Stored data entries:
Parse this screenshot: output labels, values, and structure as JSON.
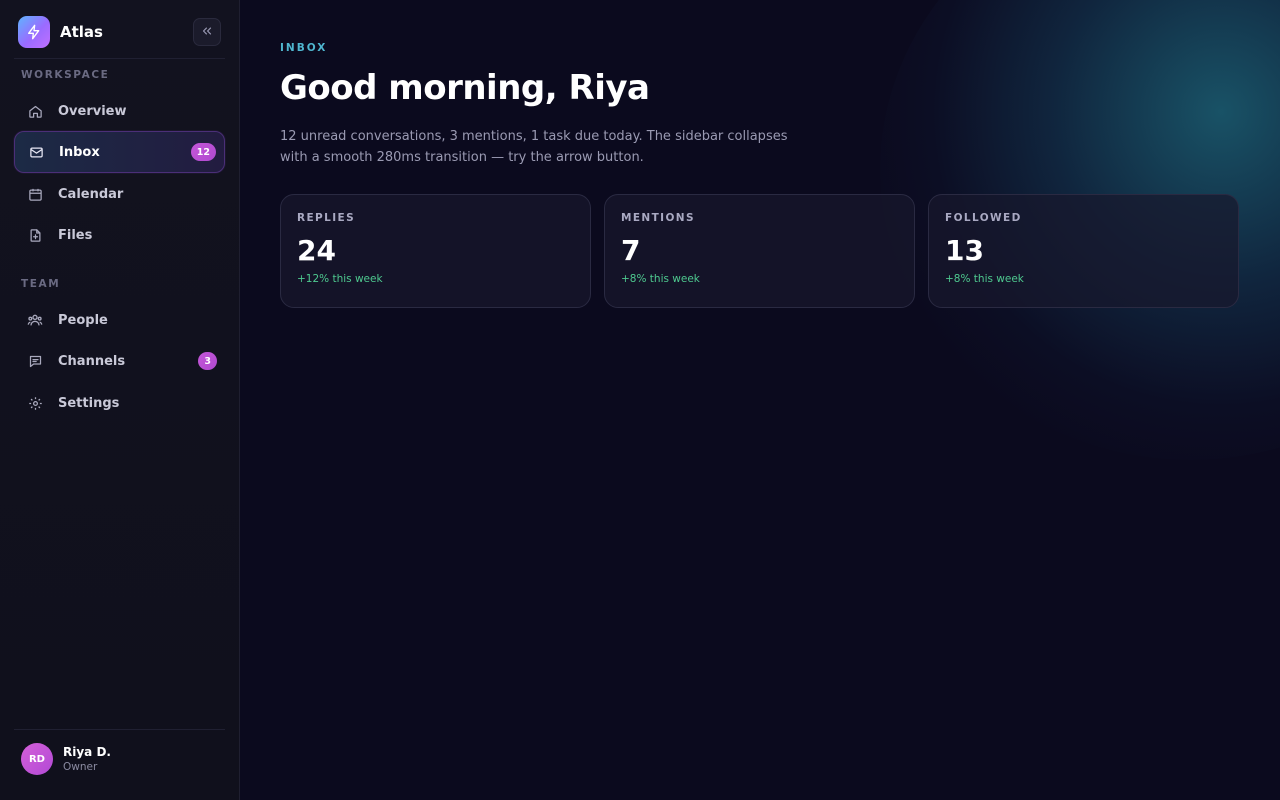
{
  "app": {
    "name": "Atlas"
  },
  "sidebar": {
    "sections": [
      {
        "label": "WORKSPACE"
      },
      {
        "label": "TEAM"
      }
    ],
    "items": [
      {
        "label": "Overview",
        "icon": "home-icon"
      },
      {
        "label": "Inbox",
        "icon": "mail-icon",
        "badge": "12",
        "active": true
      },
      {
        "label": "Calendar",
        "icon": "calendar-icon"
      },
      {
        "label": "Files",
        "icon": "file-plus-icon"
      },
      {
        "label": "People",
        "icon": "people-icon"
      },
      {
        "label": "Channels",
        "icon": "chat-icon",
        "badge": "3"
      },
      {
        "label": "Settings",
        "icon": "gear-icon"
      }
    ],
    "user": {
      "initials": "RD",
      "name": "Riya D.",
      "role": "Owner"
    }
  },
  "main": {
    "eyebrow": "INBOX",
    "title": "Good morning, Riya",
    "subtitle": "12 unread conversations, 3 mentions, 1 task due today. The sidebar collapses with a smooth 280ms transition — try the arrow button.",
    "cards": [
      {
        "label": "REPLIES",
        "value": "24",
        "delta": "+12% this week"
      },
      {
        "label": "MENTIONS",
        "value": "7",
        "delta": "+8% this week"
      },
      {
        "label": "FOLLOWED",
        "value": "13",
        "delta": "+8% this week"
      }
    ]
  },
  "colors": {
    "accent": "#4fb6cf",
    "badge": "#c456d8",
    "positive": "#4ec98f",
    "background": "#0b0a1e"
  }
}
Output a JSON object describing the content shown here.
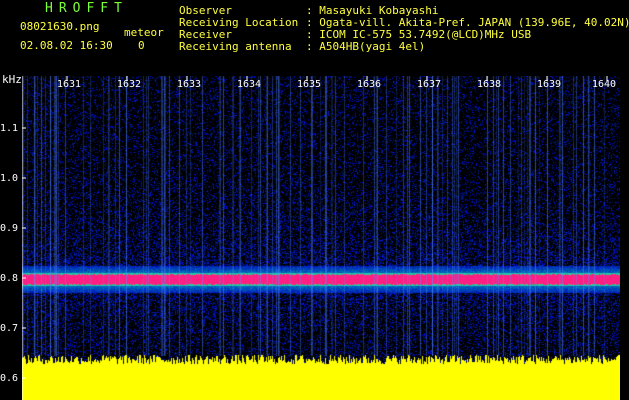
{
  "header": {
    "brand": "HROFFT",
    "filename": "08021630.png",
    "meteor_label": "meteor",
    "datetime": "02.08.02 16:30",
    "meteor_count": "0"
  },
  "info": [
    {
      "label": "Observer",
      "value": ": Masayuki Kobayashi"
    },
    {
      "label": "Receiving Location",
      "value": ": Ogata-vill. Akita-Pref. JAPAN (139.96E, 40.02N)"
    },
    {
      "label": "Receiver",
      "value": ": ICOM IC-575 53.7492(@LCD)MHz USB"
    },
    {
      "label": "Receiving antenna",
      "value": ": A504HB(yagi 4el)"
    }
  ],
  "axis": {
    "unit": "kHz",
    "y_ticks": [
      "1.1",
      "1.0",
      "0.9",
      "0.8",
      "0.7",
      "0.6"
    ],
    "x_ticks": [
      "1631",
      "1632",
      "1633",
      "1634",
      "1635",
      "1636",
      "1637",
      "1638",
      "1639",
      "1640"
    ]
  },
  "colors": {
    "background": "#000000",
    "title_green": "#7cff3a",
    "info_cyan": "#6fe8ff",
    "filename_yellow": "#ffff40",
    "signal_band": "#ff2080",
    "level_bars": "#ffff00"
  }
}
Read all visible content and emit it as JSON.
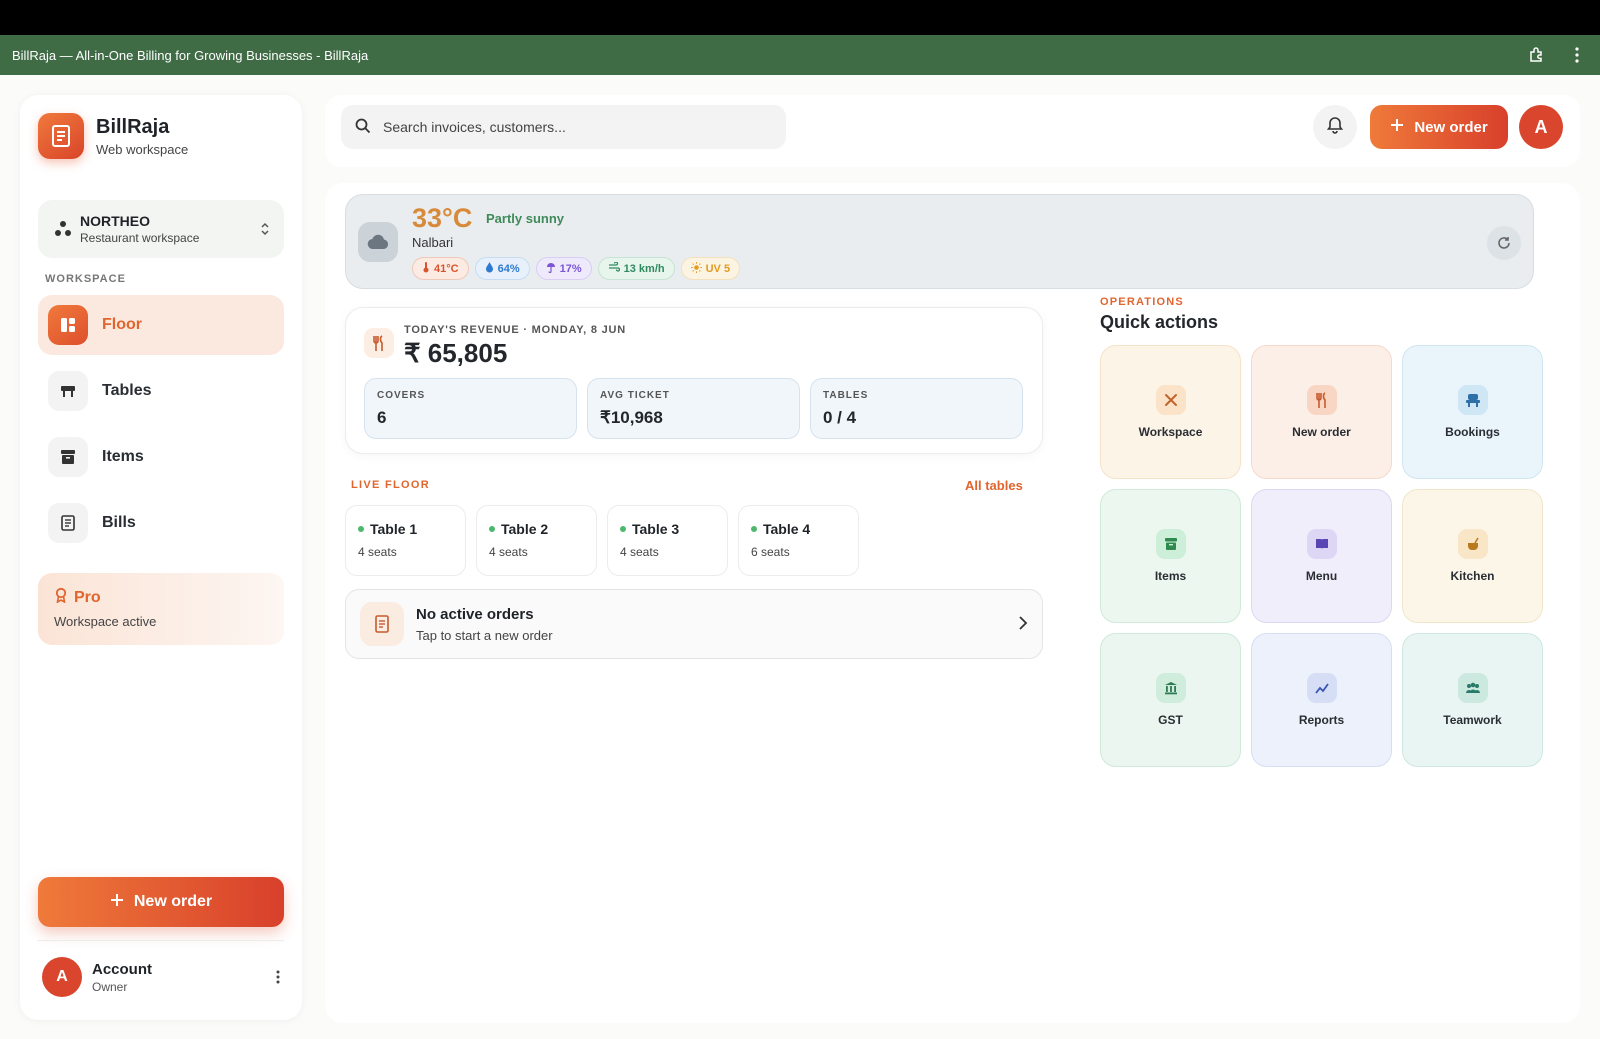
{
  "window": {
    "title": "BillRaja — All-in-One Billing for Growing Businesses - BillRaja",
    "icons": [
      "extension-icon",
      "more-vertical-icon"
    ]
  },
  "brand": {
    "name": "BillRaja",
    "subtitle": "Web workspace"
  },
  "workspace": {
    "name": "NORTHEO",
    "type": "Restaurant workspace"
  },
  "sidebar": {
    "section_label": "WORKSPACE",
    "items": [
      {
        "label": "Floor",
        "icon": "floor-grid-icon",
        "active": true
      },
      {
        "label": "Tables",
        "icon": "table-icon",
        "active": false
      },
      {
        "label": "Items",
        "icon": "archive-icon",
        "active": false
      },
      {
        "label": "Bills",
        "icon": "receipt-icon",
        "active": false
      }
    ],
    "pro": {
      "title": "Pro",
      "subtitle": "Workspace active"
    },
    "new_order_label": "New order",
    "account": {
      "initial": "A",
      "name": "Account",
      "role": "Owner"
    }
  },
  "header": {
    "search_placeholder": "Search invoices, customers...",
    "new_order_label": "New order",
    "avatar_initial": "A"
  },
  "weather": {
    "temperature": "33°C",
    "condition": "Partly sunny",
    "location": "Nalbari",
    "chips": [
      {
        "label": "41°C",
        "icon": "thermometer-icon",
        "color": "#d9542e"
      },
      {
        "label": "64%",
        "icon": "droplet-icon",
        "color": "#2e7ad1"
      },
      {
        "label": "17%",
        "icon": "umbrella-icon",
        "color": "#7b55d6"
      },
      {
        "label": "13 km/h",
        "icon": "wind-icon",
        "color": "#2f8a5f"
      },
      {
        "label": "UV 5",
        "icon": "sun-icon",
        "color": "#e39a1f"
      }
    ]
  },
  "revenue": {
    "label": "TODAY'S REVENUE · MONDAY, 8 JUN",
    "value": "₹ 65,805",
    "stats": [
      {
        "label": "COVERS",
        "value": "6"
      },
      {
        "label": "AVG TICKET",
        "value": "₹10,968"
      },
      {
        "label": "TABLES",
        "value": "0 / 4"
      }
    ]
  },
  "live_floor": {
    "label": "LIVE FLOOR",
    "all_tables_label": "All tables",
    "tables": [
      {
        "name": "Table 1",
        "seats": "4 seats"
      },
      {
        "name": "Table 2",
        "seats": "4 seats"
      },
      {
        "name": "Table 3",
        "seats": "4 seats"
      },
      {
        "name": "Table 4",
        "seats": "6 seats"
      }
    ],
    "empty_state": {
      "title": "No active orders",
      "subtitle": "Tap to start a new order"
    }
  },
  "operations": {
    "label": "OPERATIONS",
    "title": "Quick actions",
    "actions": [
      {
        "label": "Workspace",
        "icon": "tools-icon",
        "bg": "#fdf4e8",
        "border": "#f5e2c8",
        "icon_bg": "#fbe3c9",
        "icon_color": "#c0652a"
      },
      {
        "label": "New order",
        "icon": "utensils-icon",
        "bg": "#fcefe8",
        "border": "#f5d9cb",
        "icon_bg": "#f9d6c4",
        "icon_color": "#c75a2e"
      },
      {
        "label": "Bookings",
        "icon": "chair-icon",
        "bg": "#eaf5fb",
        "border": "#cfe6f2",
        "icon_bg": "#cfe6f5",
        "icon_color": "#2e6fa8"
      },
      {
        "label": "Items",
        "icon": "archive-icon",
        "bg": "#ebf7ef",
        "border": "#cfeadb",
        "icon_bg": "#cdeed9",
        "icon_color": "#2f8a4f"
      },
      {
        "label": "Menu",
        "icon": "book-icon",
        "bg": "#f1eefb",
        "border": "#ddd7f3",
        "icon_bg": "#ddd6f5",
        "icon_color": "#5a45b5"
      },
      {
        "label": "Kitchen",
        "icon": "cooking-pot-icon",
        "bg": "#fcf6e9",
        "border": "#f1e6cb",
        "icon_bg": "#f8e6c6",
        "icon_color": "#b8791f"
      },
      {
        "label": "GST",
        "icon": "bank-icon",
        "bg": "#eaf6ef",
        "border": "#cfe9da",
        "icon_bg": "#cfecdc",
        "icon_color": "#2e7a52"
      },
      {
        "label": "Reports",
        "icon": "trend-chart-icon",
        "bg": "#edf1fb",
        "border": "#d6def2",
        "icon_bg": "#d5def5",
        "icon_color": "#3a55b0"
      },
      {
        "label": "Teamwork",
        "icon": "users-icon",
        "bg": "#e9f5f2",
        "border": "#cce8e0",
        "icon_bg": "#cbe9df",
        "icon_color": "#2a7a69"
      }
    ]
  }
}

▶ **Directive**:
All entries must be written out again exactly as given, with no pictures in the copy.

▶ **Written solution**:
Parse this screenshot: output labels, values, and structure as JSON.
{
  "app": {
    "name": "Atlas"
  },
  "sidebar": {
    "sections": [
      {
        "label": "WORKSPACE"
      },
      {
        "label": "TEAM"
      }
    ],
    "items": [
      {
        "label": "Overview",
        "icon": "home-icon"
      },
      {
        "label": "Inbox",
        "icon": "mail-icon",
        "badge": "12",
        "active": true
      },
      {
        "label": "Calendar",
        "icon": "calendar-icon"
      },
      {
        "label": "Files",
        "icon": "file-plus-icon"
      },
      {
        "label": "People",
        "icon": "people-icon"
      },
      {
        "label": "Channels",
        "icon": "chat-icon",
        "badge": "3"
      },
      {
        "label": "Settings",
        "icon": "gear-icon"
      }
    ],
    "user": {
      "initials": "RD",
      "name": "Riya D.",
      "role": "Owner"
    }
  },
  "main": {
    "eyebrow": "INBOX",
    "title": "Good morning, Riya",
    "subtitle": "12 unread conversations, 3 mentions, 1 task due today. The sidebar collapses with a smooth 280ms transition — try the arrow button.",
    "cards": [
      {
        "label": "REPLIES",
        "value": "24",
        "delta": "+12% this week"
      },
      {
        "label": "MENTIONS",
        "value": "7",
        "delta": "+8% this week"
      },
      {
        "label": "FOLLOWED",
        "value": "13",
        "delta": "+8% this week"
      }
    ]
  },
  "colors": {
    "accent": "#4fb6cf",
    "badge": "#c456d8",
    "positive": "#4ec98f",
    "background": "#0b0a1e"
  }
}
Output a JSON object describing the content shown here.
{
  "header": {
    "brand": "HROFFT",
    "filename": "08021630.png",
    "meteor_label": "meteor",
    "datetime": "02.08.02 16:30",
    "meteor_count": "0"
  },
  "info": [
    {
      "label": "Observer",
      "value": ": Masayuki Kobayashi"
    },
    {
      "label": "Receiving Location",
      "value": ": Ogata-vill. Akita-Pref. JAPAN (139.96E, 40.02N)"
    },
    {
      "label": "Receiver",
      "value": ": ICOM IC-575 53.7492(@LCD)MHz USB"
    },
    {
      "label": "Receiving antenna",
      "value": ": A504HB(yagi 4el)"
    }
  ],
  "axis": {
    "unit": "kHz",
    "y_ticks": [
      "1.1",
      "1.0",
      "0.9",
      "0.8",
      "0.7",
      "0.6"
    ],
    "x_ticks": [
      "1631",
      "1632",
      "1633",
      "1634",
      "1635",
      "1636",
      "1637",
      "1638",
      "1639",
      "1640"
    ]
  },
  "colors": {
    "background": "#000000",
    "title_green": "#7cff3a",
    "info_cyan": "#6fe8ff",
    "filename_yellow": "#ffff40",
    "signal_band": "#ff2080",
    "level_bars": "#ffff00"
  }
}
Read all visible content and emit it as JSON.
{
  "window": {
    "title": "BillRaja — All-in-One Billing for Growing Businesses - BillRaja",
    "icons": [
      "extension-icon",
      "more-vertical-icon"
    ]
  },
  "brand": {
    "name": "BillRaja",
    "subtitle": "Web workspace"
  },
  "workspace": {
    "name": "NORTHEO",
    "type": "Restaurant workspace"
  },
  "sidebar": {
    "section_label": "WORKSPACE",
    "items": [
      {
        "label": "Floor",
        "icon": "floor-grid-icon",
        "active": true
      },
      {
        "label": "Tables",
        "icon": "table-icon",
        "active": false
      },
      {
        "label": "Items",
        "icon": "archive-icon",
        "active": false
      },
      {
        "label": "Bills",
        "icon": "receipt-icon",
        "active": false
      }
    ],
    "pro": {
      "title": "Pro",
      "subtitle": "Workspace active"
    },
    "new_order_label": "New order",
    "account": {
      "initial": "A",
      "name": "Account",
      "role": "Owner"
    }
  },
  "header": {
    "search_placeholder": "Search invoices, customers...",
    "new_order_label": "New order",
    "avatar_initial": "A"
  },
  "weather": {
    "temperature": "33°C",
    "condition": "Partly sunny",
    "location": "Nalbari",
    "chips": [
      {
        "label": "41°C",
        "icon": "thermometer-icon",
        "color": "#d9542e"
      },
      {
        "label": "64%",
        "icon": "droplet-icon",
        "color": "#2e7ad1"
      },
      {
        "label": "17%",
        "icon": "umbrella-icon",
        "color": "#7b55d6"
      },
      {
        "label": "13 km/h",
        "icon": "wind-icon",
        "color": "#2f8a5f"
      },
      {
        "label": "UV 5",
        "icon": "sun-icon",
        "color": "#e39a1f"
      }
    ]
  },
  "revenue": {
    "label": "TODAY'S REVENUE · MONDAY, 8 JUN",
    "value": "₹ 65,805",
    "stats": [
      {
        "label": "COVERS",
        "value": "6"
      },
      {
        "label": "AVG TICKET",
        "value": "₹10,968"
      },
      {
        "label": "TABLES",
        "value": "0 / 4"
      }
    ]
  },
  "live_floor": {
    "label": "LIVE FLOOR",
    "all_tables_label": "All tables",
    "tables": [
      {
        "name": "Table 1",
        "seats": "4 seats"
      },
      {
        "name": "Table 2",
        "seats": "4 seats"
      },
      {
        "name": "Table 3",
        "seats": "4 seats"
      },
      {
        "name": "Table 4",
        "seats": "6 seats"
      }
    ],
    "empty_state": {
      "title": "No active orders",
      "subtitle": "Tap to start a new order"
    }
  },
  "operations": {
    "label": "OPERATIONS",
    "title": "Quick actions",
    "actions": [
      {
        "label": "Workspace",
        "icon": "tools-icon",
        "bg": "#fdf4e8",
        "border": "#f5e2c8",
        "icon_bg": "#fbe3c9",
        "icon_color": "#c0652a"
      },
      {
        "label": "New order",
        "icon": "utensils-icon",
        "bg": "#fcefe8",
        "border": "#f5d9cb",
        "icon_bg": "#f9d6c4",
        "icon_color": "#c75a2e"
      },
      {
        "label": "Bookings",
        "icon": "chair-icon",
        "bg": "#eaf5fb",
        "border": "#cfe6f2",
        "icon_bg": "#cfe6f5",
        "icon_color": "#2e6fa8"
      },
      {
        "label": "Items",
        "icon": "archive-icon",
        "bg": "#ebf7ef",
        "border": "#cfeadb",
        "icon_bg": "#cdeed9",
        "icon_color": "#2f8a4f"
      },
      {
        "label": "Menu",
        "icon": "book-icon",
        "bg": "#f1eefb",
        "border": "#ddd7f3",
        "icon_bg": "#ddd6f5",
        "icon_color": "#5a45b5"
      },
      {
        "label": "Kitchen",
        "icon": "cooking-pot-icon",
        "bg": "#fcf6e9",
        "border": "#f1e6cb",
        "icon_bg": "#f8e6c6",
        "icon_color": "#b8791f"
      },
      {
        "label": "GST",
        "icon": "bank-icon",
        "bg": "#eaf6ef",
        "border": "#cfe9da",
        "icon_bg": "#cfecdc",
        "icon_color": "#2e7a52"
      },
      {
        "label": "Reports",
        "icon": "trend-chart-icon",
        "bg": "#edf1fb",
        "border": "#d6def2",
        "icon_bg": "#d5def5",
        "icon_color": "#3a55b0"
      },
      {
        "label": "Teamwork",
        "icon": "users-icon",
        "bg": "#e9f5f2",
        "border": "#cce8e0",
        "icon_bg": "#cbe9df",
        "icon_color": "#2a7a69"
      }
    ]
  }
}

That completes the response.